Image-based layout entries
§

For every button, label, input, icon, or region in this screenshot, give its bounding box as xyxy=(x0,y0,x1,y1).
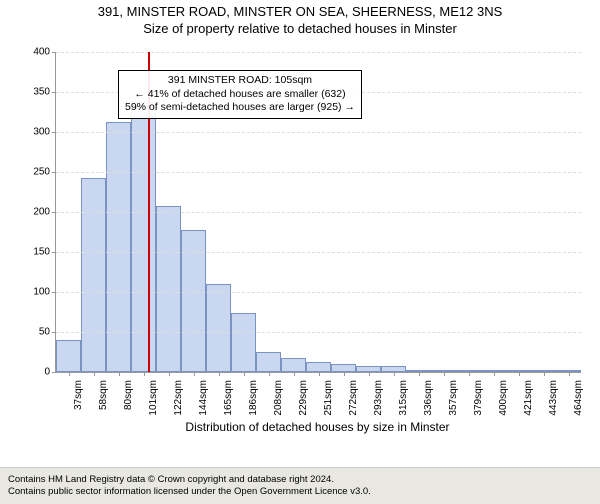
bar xyxy=(56,340,81,372)
x-tick-label: 357sqm xyxy=(448,376,459,416)
bar xyxy=(231,313,256,372)
x-tick-mark xyxy=(194,372,195,376)
y-tick-mark xyxy=(52,372,56,373)
bar xyxy=(281,358,306,372)
x-tick-mark xyxy=(169,372,170,376)
y-tick-mark xyxy=(52,52,56,53)
x-tick-label: 229sqm xyxy=(298,376,309,416)
gridline-h xyxy=(56,52,581,53)
bar xyxy=(331,364,356,372)
callout-line1: 391 MINSTER ROAD: 105sqm xyxy=(125,74,355,88)
x-tick-label: 443sqm xyxy=(548,376,559,416)
x-tick-mark xyxy=(69,372,70,376)
bar xyxy=(106,122,131,372)
x-tick-label: 336sqm xyxy=(423,376,434,416)
x-tick-mark xyxy=(144,372,145,376)
y-tick-mark xyxy=(52,172,56,173)
x-tick-label: 379sqm xyxy=(473,376,484,416)
x-tick-mark xyxy=(544,372,545,376)
title-address: 391, MINSTER ROAD, MINSTER ON SEA, SHEER… xyxy=(0,4,600,19)
x-tick-label: 186sqm xyxy=(248,376,259,416)
x-tick-label: 421sqm xyxy=(523,376,534,416)
gridline-h xyxy=(56,172,581,173)
x-tick-mark xyxy=(569,372,570,376)
y-tick-mark xyxy=(52,332,56,333)
x-tick-label: 293sqm xyxy=(373,376,384,416)
x-tick-mark xyxy=(119,372,120,376)
x-axis-label: Distribution of detached houses by size … xyxy=(55,420,580,434)
title-subtitle: Size of property relative to detached ho… xyxy=(0,21,600,36)
y-tick-label: 0 xyxy=(20,367,56,378)
x-tick-label: 315sqm xyxy=(398,376,409,416)
y-tick-label: 400 xyxy=(20,47,56,58)
y-tick-label: 300 xyxy=(20,127,56,138)
x-tick-mark xyxy=(494,372,495,376)
chart-header: 391, MINSTER ROAD, MINSTER ON SEA, SHEER… xyxy=(0,4,600,36)
y-tick-mark xyxy=(52,132,56,133)
bar xyxy=(81,178,106,372)
x-tick-label: 400sqm xyxy=(498,376,509,416)
x-tick-label: 58sqm xyxy=(98,376,109,410)
x-tick-mark xyxy=(444,372,445,376)
y-tick-mark xyxy=(52,212,56,213)
bar xyxy=(181,230,206,372)
x-tick-label: 80sqm xyxy=(123,376,134,410)
x-tick-label: 251sqm xyxy=(323,376,334,416)
y-tick-label: 150 xyxy=(20,247,56,258)
footer-line1: Contains HM Land Registry data © Crown c… xyxy=(8,474,592,486)
gridline-h xyxy=(56,332,581,333)
x-tick-mark xyxy=(219,372,220,376)
bar xyxy=(256,352,281,372)
x-tick-label: 37sqm xyxy=(73,376,84,410)
y-tick-label: 100 xyxy=(20,287,56,298)
gridline-h xyxy=(56,292,581,293)
bar xyxy=(156,206,181,372)
x-tick-mark xyxy=(344,372,345,376)
x-tick-mark xyxy=(319,372,320,376)
x-tick-mark xyxy=(269,372,270,376)
x-tick-label: 165sqm xyxy=(223,376,234,416)
y-tick-mark xyxy=(52,252,56,253)
x-tick-mark xyxy=(294,372,295,376)
bar xyxy=(306,362,331,372)
x-tick-label: 464sqm xyxy=(573,376,584,416)
x-tick-mark xyxy=(369,372,370,376)
bar xyxy=(206,284,231,372)
chart-container: Number of detached properties 0501001502… xyxy=(0,42,600,452)
callout-box: 391 MINSTER ROAD: 105sqm← 41% of detache… xyxy=(118,70,362,119)
y-tick-mark xyxy=(52,292,56,293)
x-tick-mark xyxy=(419,372,420,376)
x-tick-mark xyxy=(394,372,395,376)
callout-line2: ← 41% of detached houses are smaller (63… xyxy=(125,88,355,102)
y-tick-label: 50 xyxy=(20,327,56,338)
y-tick-label: 200 xyxy=(20,207,56,218)
y-tick-label: 250 xyxy=(20,167,56,178)
y-tick-mark xyxy=(52,92,56,93)
callout-line3: 59% of semi-detached houses are larger (… xyxy=(125,101,355,115)
x-tick-mark xyxy=(469,372,470,376)
footer-line2: Contains public sector information licen… xyxy=(8,486,592,498)
footer-attribution: Contains HM Land Registry data © Crown c… xyxy=(0,467,600,504)
gridline-h xyxy=(56,132,581,133)
x-tick-mark xyxy=(519,372,520,376)
x-tick-label: 122sqm xyxy=(173,376,184,416)
x-tick-mark xyxy=(94,372,95,376)
gridline-h xyxy=(56,252,581,253)
plot-area: 05010015020025030035040037sqm58sqm80sqm1… xyxy=(55,52,581,373)
y-tick-label: 350 xyxy=(20,87,56,98)
gridline-h xyxy=(56,212,581,213)
x-tick-mark xyxy=(244,372,245,376)
x-tick-label: 101sqm xyxy=(148,376,159,416)
x-tick-label: 272sqm xyxy=(348,376,359,416)
x-tick-label: 208sqm xyxy=(273,376,284,416)
x-tick-label: 144sqm xyxy=(198,376,209,416)
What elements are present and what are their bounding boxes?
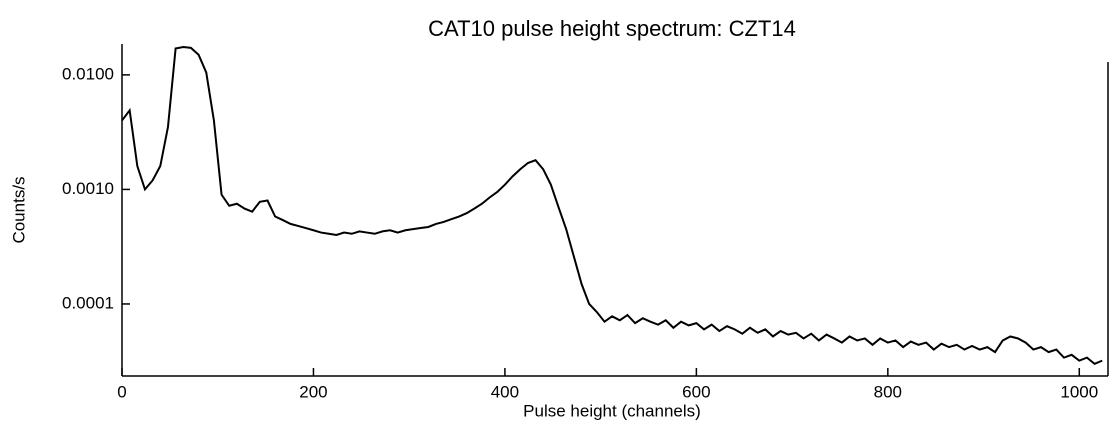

§

▶ [Your instructions] Collect each line from the entries above that includes the string "Contains", and copy those lines in full.

▶ [Result of this task]
footer-line1: Contains HM Land Registry data © Crown c… xyxy=(8,474,592,486)
footer-line2: Contains public sector information licen… xyxy=(8,486,592,498)
footer-attribution: Contains HM Land Registry data © Crown c… xyxy=(0,467,600,504)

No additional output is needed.